Written exercise:
Leave out the pictures and restate the rest of the data exactly.

Entries provided:
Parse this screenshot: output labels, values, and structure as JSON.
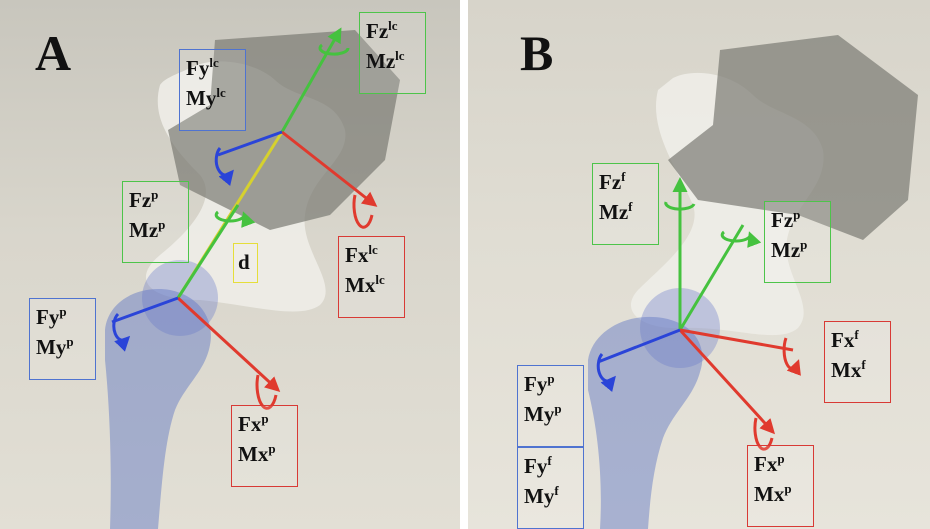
{
  "panels": {
    "a": {
      "letter": "A",
      "labels": {
        "fy_lc": {
          "l1": "Fy",
          "s1": "lc",
          "l2": "My",
          "s2": "lc"
        },
        "fz_lc": {
          "l1": "Fz",
          "s1": "lc",
          "l2": "Mz",
          "s2": "lc"
        },
        "fz_p": {
          "l1": "Fz",
          "s1": "p",
          "l2": "Mz",
          "s2": "p"
        },
        "d": {
          "l1": "d"
        },
        "fx_lc": {
          "l1": "Fx",
          "s1": "lc",
          "l2": "Mx",
          "s2": "lc"
        },
        "fy_p": {
          "l1": "Fy",
          "s1": "p",
          "l2": "My",
          "s2": "p"
        },
        "fx_p": {
          "l1": "Fx",
          "s1": "p",
          "l2": "Mx",
          "s2": "p"
        }
      }
    },
    "b": {
      "letter": "B",
      "labels": {
        "fz_f": {
          "l1": "Fz",
          "s1": "f",
          "l2": "Mz",
          "s2": "f"
        },
        "fz_p": {
          "l1": "Fz",
          "s1": "p",
          "l2": "Mz",
          "s2": "p"
        },
        "fx_f": {
          "l1": "Fx",
          "s1": "f",
          "l2": "Mx",
          "s2": "f"
        },
        "fy_p": {
          "l1": "Fy",
          "s1": "p",
          "l2": "My",
          "s2": "p"
        },
        "fy_f": {
          "l1": "Fy",
          "s1": "f",
          "l2": "My",
          "s2": "f"
        },
        "fx_p": {
          "l1": "Fx",
          "s1": "p",
          "l2": "Mx",
          "s2": "p"
        }
      }
    }
  },
  "colors": {
    "x_axis": "#e03a2e",
    "y_axis": "#2a44d8",
    "z_axis": "#45c23f",
    "distance_line": "#d6d12e",
    "load_cell": "#7b7a74",
    "bone": "#eeede8",
    "femur": "#5c73c4"
  }
}
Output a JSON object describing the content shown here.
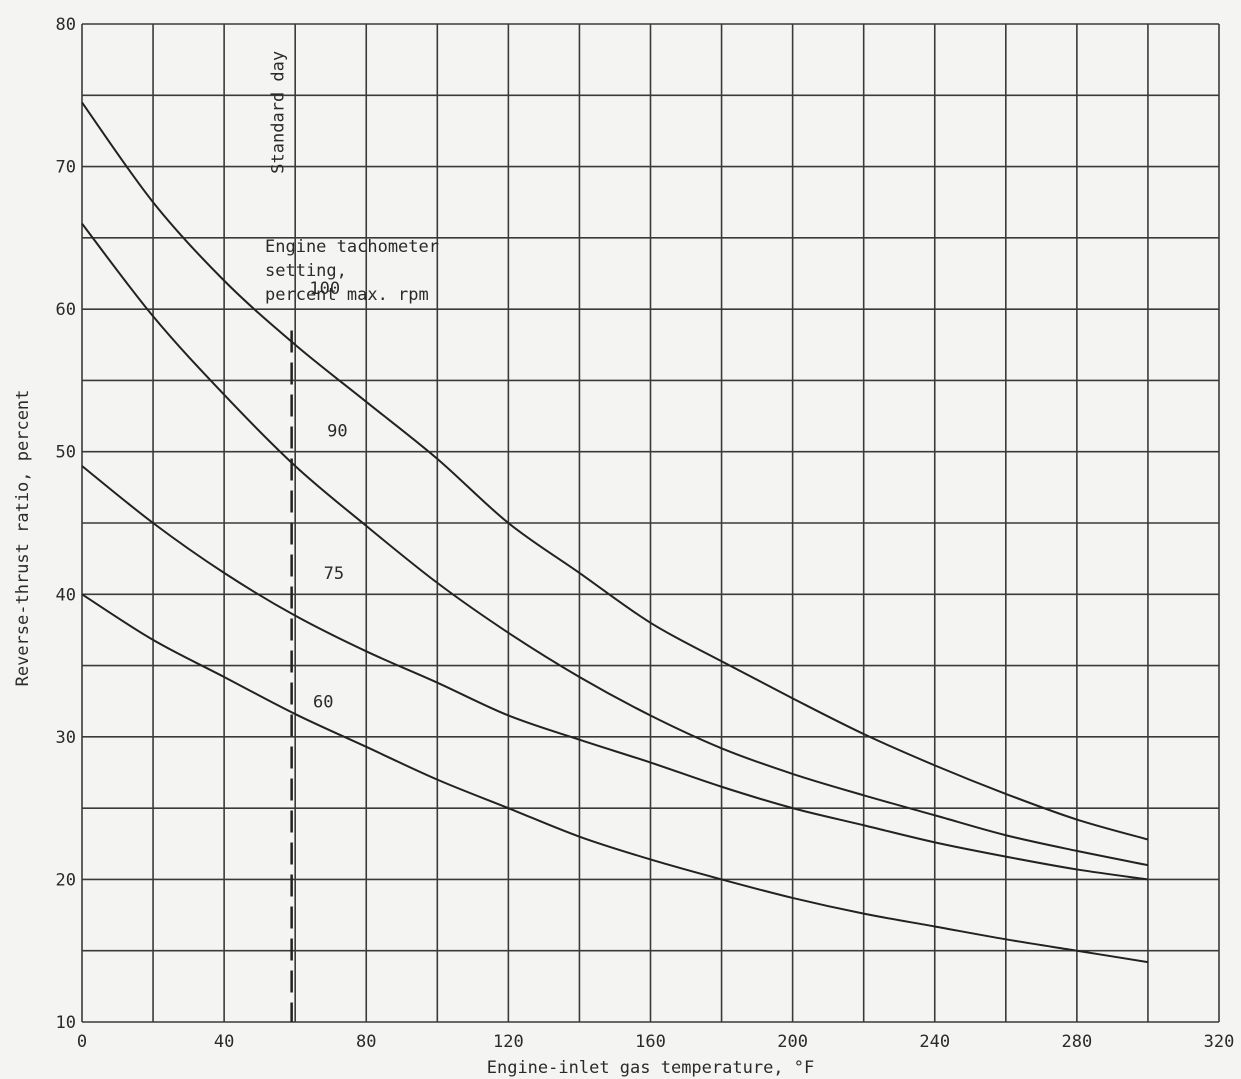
{
  "chart_data": {
    "type": "line",
    "xlabel": "Engine-inlet gas temperature, ",
    "xlabel_unit": "°F",
    "ylabel": "Reverse-thrust ratio, percent",
    "xlim": [
      0,
      320
    ],
    "ylim": [
      10,
      80
    ],
    "x_ticks": [
      "0",
      "40",
      "80",
      "120",
      "160",
      "200",
      "240",
      "280",
      "320"
    ],
    "y_ticks": [
      "10",
      "20",
      "30",
      "40",
      "50",
      "60",
      "70",
      "80"
    ],
    "grid": true,
    "standard_day": {
      "label": "Standard day",
      "x": 59
    },
    "legend_title": [
      "Engine tachometer",
      "setting,",
      "percent max. rpm"
    ],
    "x": [
      0,
      20,
      40,
      60,
      80,
      100,
      120,
      140,
      160,
      180,
      200,
      220,
      240,
      260,
      280,
      300
    ],
    "series": [
      {
        "name": "100",
        "values": [
          74.5,
          67.5,
          62.0,
          57.5,
          53.5,
          49.5,
          45.0,
          41.5,
          38.0,
          35.3,
          32.7,
          30.2,
          28.0,
          26.0,
          24.2,
          22.8
        ]
      },
      {
        "name": "90",
        "values": [
          66.0,
          59.5,
          54.0,
          49.0,
          44.8,
          40.8,
          37.3,
          34.2,
          31.5,
          29.2,
          27.4,
          25.9,
          24.5,
          23.1,
          22.0,
          21.0
        ]
      },
      {
        "name": "75",
        "values": [
          49.0,
          45.0,
          41.5,
          38.5,
          36.0,
          33.8,
          31.5,
          29.8,
          28.2,
          26.5,
          25.0,
          23.8,
          22.6,
          21.6,
          20.7,
          20.0
        ]
      },
      {
        "name": "60",
        "values": [
          40.0,
          36.8,
          34.2,
          31.6,
          29.3,
          27.0,
          25.0,
          23.0,
          21.4,
          20.0,
          18.7,
          17.6,
          16.7,
          15.8,
          15.0,
          14.2
        ]
      }
    ]
  }
}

Response to the task:
Parse this screenshot: output labels, values, and structure as JSON.
{
  "panels": {
    "a": {
      "letter": "A",
      "labels": {
        "fy_lc": {
          "l1": "Fy",
          "s1": "lc",
          "l2": "My",
          "s2": "lc"
        },
        "fz_lc": {
          "l1": "Fz",
          "s1": "lc",
          "l2": "Mz",
          "s2": "lc"
        },
        "fz_p": {
          "l1": "Fz",
          "s1": "p",
          "l2": "Mz",
          "s2": "p"
        },
        "d": {
          "l1": "d"
        },
        "fx_lc": {
          "l1": "Fx",
          "s1": "lc",
          "l2": "Mx",
          "s2": "lc"
        },
        "fy_p": {
          "l1": "Fy",
          "s1": "p",
          "l2": "My",
          "s2": "p"
        },
        "fx_p": {
          "l1": "Fx",
          "s1": "p",
          "l2": "Mx",
          "s2": "p"
        }
      }
    },
    "b": {
      "letter": "B",
      "labels": {
        "fz_f": {
          "l1": "Fz",
          "s1": "f",
          "l2": "Mz",
          "s2": "f"
        },
        "fz_p": {
          "l1": "Fz",
          "s1": "p",
          "l2": "Mz",
          "s2": "p"
        },
        "fx_f": {
          "l1": "Fx",
          "s1": "f",
          "l2": "Mx",
          "s2": "f"
        },
        "fy_p": {
          "l1": "Fy",
          "s1": "p",
          "l2": "My",
          "s2": "p"
        },
        "fy_f": {
          "l1": "Fy",
          "s1": "f",
          "l2": "My",
          "s2": "f"
        },
        "fx_p": {
          "l1": "Fx",
          "s1": "p",
          "l2": "Mx",
          "s2": "p"
        }
      }
    }
  },
  "colors": {
    "x_axis": "#e03a2e",
    "y_axis": "#2a44d8",
    "z_axis": "#45c23f",
    "distance_line": "#d6d12e",
    "load_cell": "#7b7a74",
    "bone": "#eeede8",
    "femur": "#5c73c4"
  }
}
Output a JSON object describing the content shown here.
{
  "chart_data": {
    "type": "line",
    "xlabel": "Engine-inlet gas temperature, ",
    "xlabel_unit": "°F",
    "ylabel": "Reverse-thrust ratio, percent",
    "xlim": [
      0,
      320
    ],
    "ylim": [
      10,
      80
    ],
    "x_ticks": [
      "0",
      "40",
      "80",
      "120",
      "160",
      "200",
      "240",
      "280",
      "320"
    ],
    "y_ticks": [
      "10",
      "20",
      "30",
      "40",
      "50",
      "60",
      "70",
      "80"
    ],
    "grid": true,
    "standard_day": {
      "label": "Standard day",
      "x": 59
    },
    "legend_title": [
      "Engine tachometer",
      "setting,",
      "percent max. rpm"
    ],
    "x": [
      0,
      20,
      40,
      60,
      80,
      100,
      120,
      140,
      160,
      180,
      200,
      220,
      240,
      260,
      280,
      300
    ],
    "series": [
      {
        "name": "100",
        "values": [
          74.5,
          67.5,
          62.0,
          57.5,
          53.5,
          49.5,
          45.0,
          41.5,
          38.0,
          35.3,
          32.7,
          30.2,
          28.0,
          26.0,
          24.2,
          22.8
        ]
      },
      {
        "name": "90",
        "values": [
          66.0,
          59.5,
          54.0,
          49.0,
          44.8,
          40.8,
          37.3,
          34.2,
          31.5,
          29.2,
          27.4,
          25.9,
          24.5,
          23.1,
          22.0,
          21.0
        ]
      },
      {
        "name": "75",
        "values": [
          49.0,
          45.0,
          41.5,
          38.5,
          36.0,
          33.8,
          31.5,
          29.8,
          28.2,
          26.5,
          25.0,
          23.8,
          22.6,
          21.6,
          20.7,
          20.0
        ]
      },
      {
        "name": "60",
        "values": [
          40.0,
          36.8,
          34.2,
          31.6,
          29.3,
          27.0,
          25.0,
          23.0,
          21.4,
          20.0,
          18.7,
          17.6,
          16.7,
          15.8,
          15.0,
          14.2
        ]
      }
    ]
  }
}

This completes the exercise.